• [Problem to solve]: Transcribe each entry below exactly. Pictures do not go in the copy.

[Dataset rows about figures]
-- Begin --

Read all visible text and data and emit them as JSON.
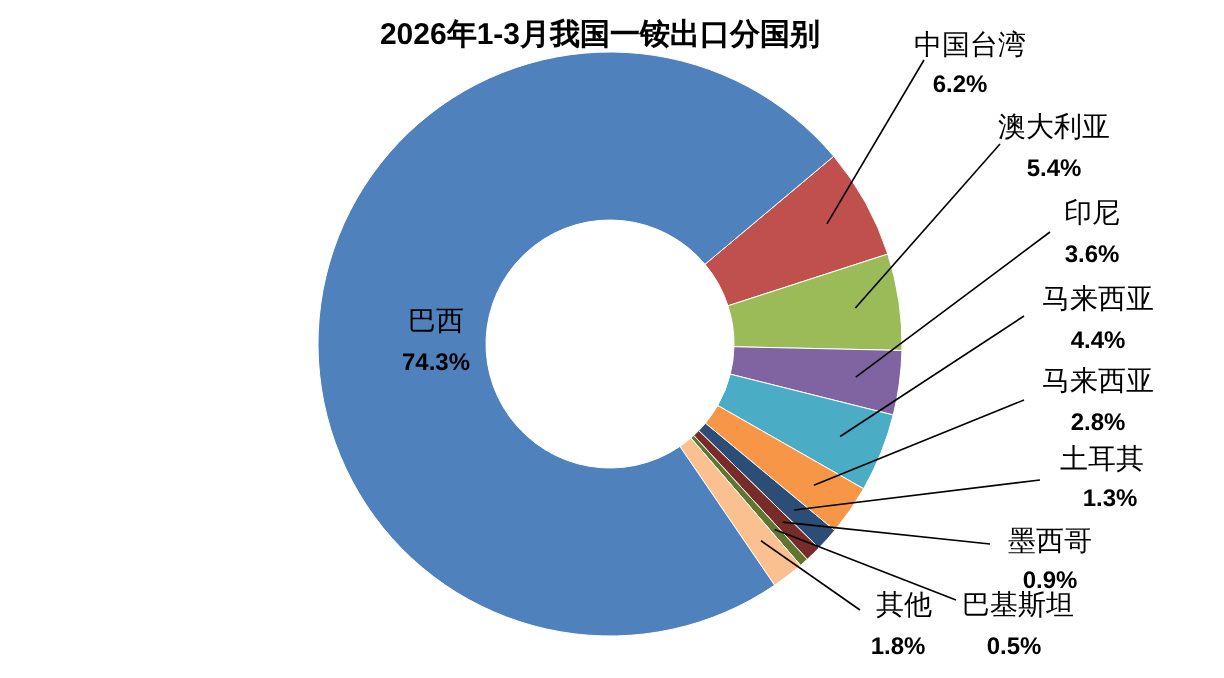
{
  "chart_data": {
    "type": "donut",
    "title": "2026年1-3月我国一铵出口分国别",
    "categories": [
      "中国台湾",
      "澳大利亚",
      "印尼",
      "马来西亚",
      "马来西亚",
      "土耳其",
      "墨西哥",
      "巴基斯坦",
      "其他",
      "巴西"
    ],
    "values": [
      6.2,
      5.4,
      3.6,
      4.4,
      2.8,
      1.3,
      0.9,
      0.5,
      1.8,
      74.3
    ],
    "value_labels": [
      "6.2%",
      "5.4%",
      "3.6%",
      "4.4%",
      "2.8%",
      "1.3%",
      "0.9%",
      "0.5%",
      "1.8%",
      "74.3%"
    ],
    "colors": [
      "#c0504d",
      "#9bbb59",
      "#8064a2",
      "#4bacc6",
      "#f79646",
      "#2c4d75",
      "#772c2a",
      "#5f7530",
      "#fac090",
      "#4f81bd"
    ]
  }
}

-- End --

• [The completed task]:
Read all visible text and data and emit them as JSON.
{
  "chart_data": {
    "type": "donut",
    "title": "2026年1-3月我国一铵出口分国别",
    "categories": [
      "中国台湾",
      "澳大利亚",
      "印尼",
      "马来西亚",
      "马来西亚",
      "土耳其",
      "墨西哥",
      "巴基斯坦",
      "其他",
      "巴西"
    ],
    "values": [
      6.2,
      5.4,
      3.6,
      4.4,
      2.8,
      1.3,
      0.9,
      0.5,
      1.8,
      74.3
    ],
    "value_labels": [
      "6.2%",
      "5.4%",
      "3.6%",
      "4.4%",
      "2.8%",
      "1.3%",
      "0.9%",
      "0.5%",
      "1.8%",
      "74.3%"
    ],
    "colors": [
      "#c0504d",
      "#9bbb59",
      "#8064a2",
      "#4bacc6",
      "#f79646",
      "#2c4d75",
      "#772c2a",
      "#5f7530",
      "#fac090",
      "#4f81bd"
    ]
  }
}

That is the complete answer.